Supplied text:
━━━━━━

Hacker News new | ask | show | jobs
Show HN: Which is faster? Puppeteer, Playwright or Selenium (colab.research.google.com)
6 points by eneuman 1016 days ago
Hey Everyone, I just ran a [rather silly] race between Puppeteer (JS), Playwright (Python) and Selenium (Python) to see which one would be fastest on a simple scrape (using Google Colab so you can also run it)

Far from a comprehensive benchmark, this race is 100% free from advanced configurations, multi-threading or anything complicated. It just opens Wallapop (a second hand marketplace in Spain) and times how long it takes to extract the first 2000 results of a search.

If you like this simple format, have any ideas on how to improve a race like this or have a strong urge to prove Ward Cunningham wright, let me know in the comments!

2 comments

    > Puppeteer (JS), Playwright (Python) and Selenium (Python)
Lots of questionable design choices here.

    - Why not all JS or all Python?
    - Why is the Playwright code scrolling?
    - Why is the Playwright code using explicit timeouts?
    - Why is the Playwright code using `evaluate` rather than `locators` and `click`?
- Language Choice (JS vs Python): Puppeteer in JS and Playwright in Python showed near-identical performance on an AWS c5.large instance. This negated the need to test Puppeteer and Playwright in the same language for this comparison.

- Playwright Scrolling: To emulate a user experience, all three tools employed infinite scrolling, which was necessary since Wallapop doesn't have pagination, you have to scroll to get results.

- Explicit Timeouts: Used for greater stability, especially when contending with network inconsistencies. Initially, I used API response events for triggering scrolls, but this approach was less reliable.

- Evaluate vs. Locators & Click: My initial tests indicated evaluate was marginally faster than locators and click.

I appreciate the scrutiny and I might include a JS vs Python comparison in a future test.

I think the approach misses the point. Playwright's auto-wait with `locators` is what makes it worth adopting because it means you don't need to use fixed waits. Auto-waits save much of the idle time waiting.
Man I love puppeteer

━━━━━━

Challenges:
A: In the thread, why did the Playwright code scroll? Answer in one to three sentences.
B: Write out the thread's wording from "- Playwright Scrolling: To" to "a future test.".

━━━━━━

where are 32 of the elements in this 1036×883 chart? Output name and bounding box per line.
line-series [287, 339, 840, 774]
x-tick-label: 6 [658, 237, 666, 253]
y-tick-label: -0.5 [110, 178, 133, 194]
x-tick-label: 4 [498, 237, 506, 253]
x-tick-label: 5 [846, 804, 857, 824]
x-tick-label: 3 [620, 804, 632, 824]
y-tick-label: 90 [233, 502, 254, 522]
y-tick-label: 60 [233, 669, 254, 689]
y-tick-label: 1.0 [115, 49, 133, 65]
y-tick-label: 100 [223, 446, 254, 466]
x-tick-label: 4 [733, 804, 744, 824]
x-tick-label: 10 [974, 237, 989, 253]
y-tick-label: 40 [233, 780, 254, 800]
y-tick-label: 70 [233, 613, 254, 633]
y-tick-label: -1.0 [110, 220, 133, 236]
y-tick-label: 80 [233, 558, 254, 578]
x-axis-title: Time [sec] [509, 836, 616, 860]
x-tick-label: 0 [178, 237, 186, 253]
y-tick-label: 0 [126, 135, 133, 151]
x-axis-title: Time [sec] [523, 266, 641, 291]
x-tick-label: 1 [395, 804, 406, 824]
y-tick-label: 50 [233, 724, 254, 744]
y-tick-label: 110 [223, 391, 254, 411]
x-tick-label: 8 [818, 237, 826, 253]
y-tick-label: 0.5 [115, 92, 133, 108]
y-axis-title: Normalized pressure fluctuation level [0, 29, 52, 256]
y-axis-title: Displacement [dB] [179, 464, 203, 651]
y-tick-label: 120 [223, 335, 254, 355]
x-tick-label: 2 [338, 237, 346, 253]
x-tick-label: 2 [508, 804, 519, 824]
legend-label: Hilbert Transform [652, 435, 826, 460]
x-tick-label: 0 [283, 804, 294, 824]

━━━━━━

Correct answers:
A: Wallapop has no pagination, so the results appear only as you scroll. All three tools used infinite scrolling for that reason, which also mimics what a real user does.

B:
- Playwright Scrolling: To emulate a user experience, all three tools employed infinite scrolling, which was necessary since Wallapop doesn't have pagination, you have to scroll to get results.

- Explicit Timeouts: Used for greater stability, especially when contending with network inconsistencies. Initially, I used API response events for triggering scrolls, but this approach was less reliable.

- Evaluate vs. Locators & Click: My initial tests indicated evaluate was marginally faster than locators and click.

I appreciate the scrutiny and I might include a JS vs Python comparison in a future test.